*The request:*
Locate the word "title" in the material, then show every line that holds it.

** start **

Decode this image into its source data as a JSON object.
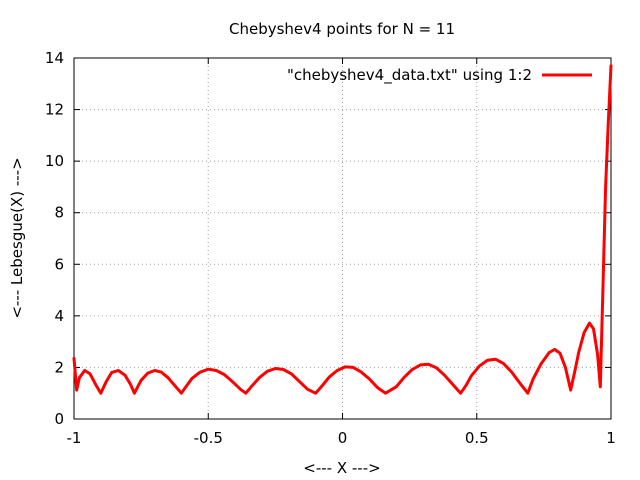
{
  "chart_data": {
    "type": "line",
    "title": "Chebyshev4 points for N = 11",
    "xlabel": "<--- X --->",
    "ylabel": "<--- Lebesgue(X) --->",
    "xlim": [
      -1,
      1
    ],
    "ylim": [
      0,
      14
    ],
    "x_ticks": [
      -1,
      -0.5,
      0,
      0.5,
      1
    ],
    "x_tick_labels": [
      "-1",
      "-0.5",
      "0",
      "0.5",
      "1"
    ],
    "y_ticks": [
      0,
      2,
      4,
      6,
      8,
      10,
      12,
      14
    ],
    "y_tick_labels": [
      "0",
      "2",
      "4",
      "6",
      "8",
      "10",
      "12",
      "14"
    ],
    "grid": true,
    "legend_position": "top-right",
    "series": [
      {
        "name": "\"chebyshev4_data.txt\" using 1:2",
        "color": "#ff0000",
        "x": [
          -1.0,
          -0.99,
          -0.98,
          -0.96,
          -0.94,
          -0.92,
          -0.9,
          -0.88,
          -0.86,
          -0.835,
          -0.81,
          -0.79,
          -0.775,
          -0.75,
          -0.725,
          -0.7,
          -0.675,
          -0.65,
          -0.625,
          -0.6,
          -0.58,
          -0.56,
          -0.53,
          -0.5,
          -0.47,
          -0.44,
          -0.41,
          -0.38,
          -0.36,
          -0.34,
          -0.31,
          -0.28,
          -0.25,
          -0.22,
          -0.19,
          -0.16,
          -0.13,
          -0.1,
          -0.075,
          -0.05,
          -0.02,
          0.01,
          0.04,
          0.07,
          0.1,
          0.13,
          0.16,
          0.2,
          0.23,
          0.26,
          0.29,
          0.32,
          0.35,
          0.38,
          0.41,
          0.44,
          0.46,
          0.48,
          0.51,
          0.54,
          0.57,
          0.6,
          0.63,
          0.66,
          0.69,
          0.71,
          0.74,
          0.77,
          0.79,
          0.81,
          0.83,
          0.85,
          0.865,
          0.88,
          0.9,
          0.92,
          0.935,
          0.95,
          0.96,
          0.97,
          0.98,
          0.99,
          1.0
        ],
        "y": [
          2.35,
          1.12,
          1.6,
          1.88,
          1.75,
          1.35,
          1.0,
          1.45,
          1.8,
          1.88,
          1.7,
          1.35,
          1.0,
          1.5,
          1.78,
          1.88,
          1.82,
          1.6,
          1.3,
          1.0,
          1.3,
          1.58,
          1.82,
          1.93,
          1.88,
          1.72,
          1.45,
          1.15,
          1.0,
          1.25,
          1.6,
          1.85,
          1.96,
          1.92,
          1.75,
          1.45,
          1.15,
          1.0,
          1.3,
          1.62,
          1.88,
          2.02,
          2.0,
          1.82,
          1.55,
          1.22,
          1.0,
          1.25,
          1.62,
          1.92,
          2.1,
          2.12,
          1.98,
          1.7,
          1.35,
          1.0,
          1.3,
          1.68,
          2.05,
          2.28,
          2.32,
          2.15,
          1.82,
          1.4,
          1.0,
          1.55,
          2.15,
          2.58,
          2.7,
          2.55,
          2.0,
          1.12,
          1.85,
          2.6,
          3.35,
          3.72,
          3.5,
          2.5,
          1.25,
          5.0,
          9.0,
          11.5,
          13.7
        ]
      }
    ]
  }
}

** end **
** start **

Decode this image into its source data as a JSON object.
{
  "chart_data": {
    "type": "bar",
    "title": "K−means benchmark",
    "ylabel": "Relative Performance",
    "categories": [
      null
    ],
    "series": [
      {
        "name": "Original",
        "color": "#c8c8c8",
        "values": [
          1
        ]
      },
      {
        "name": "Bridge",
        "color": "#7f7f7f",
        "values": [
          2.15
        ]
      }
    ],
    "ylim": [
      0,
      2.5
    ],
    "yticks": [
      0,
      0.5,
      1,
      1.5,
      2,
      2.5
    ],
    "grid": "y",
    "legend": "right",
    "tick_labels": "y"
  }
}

** end **

*Response:*
    "title": "Chebyshev4 points for N = 11",
    "title": "K−means benchmark",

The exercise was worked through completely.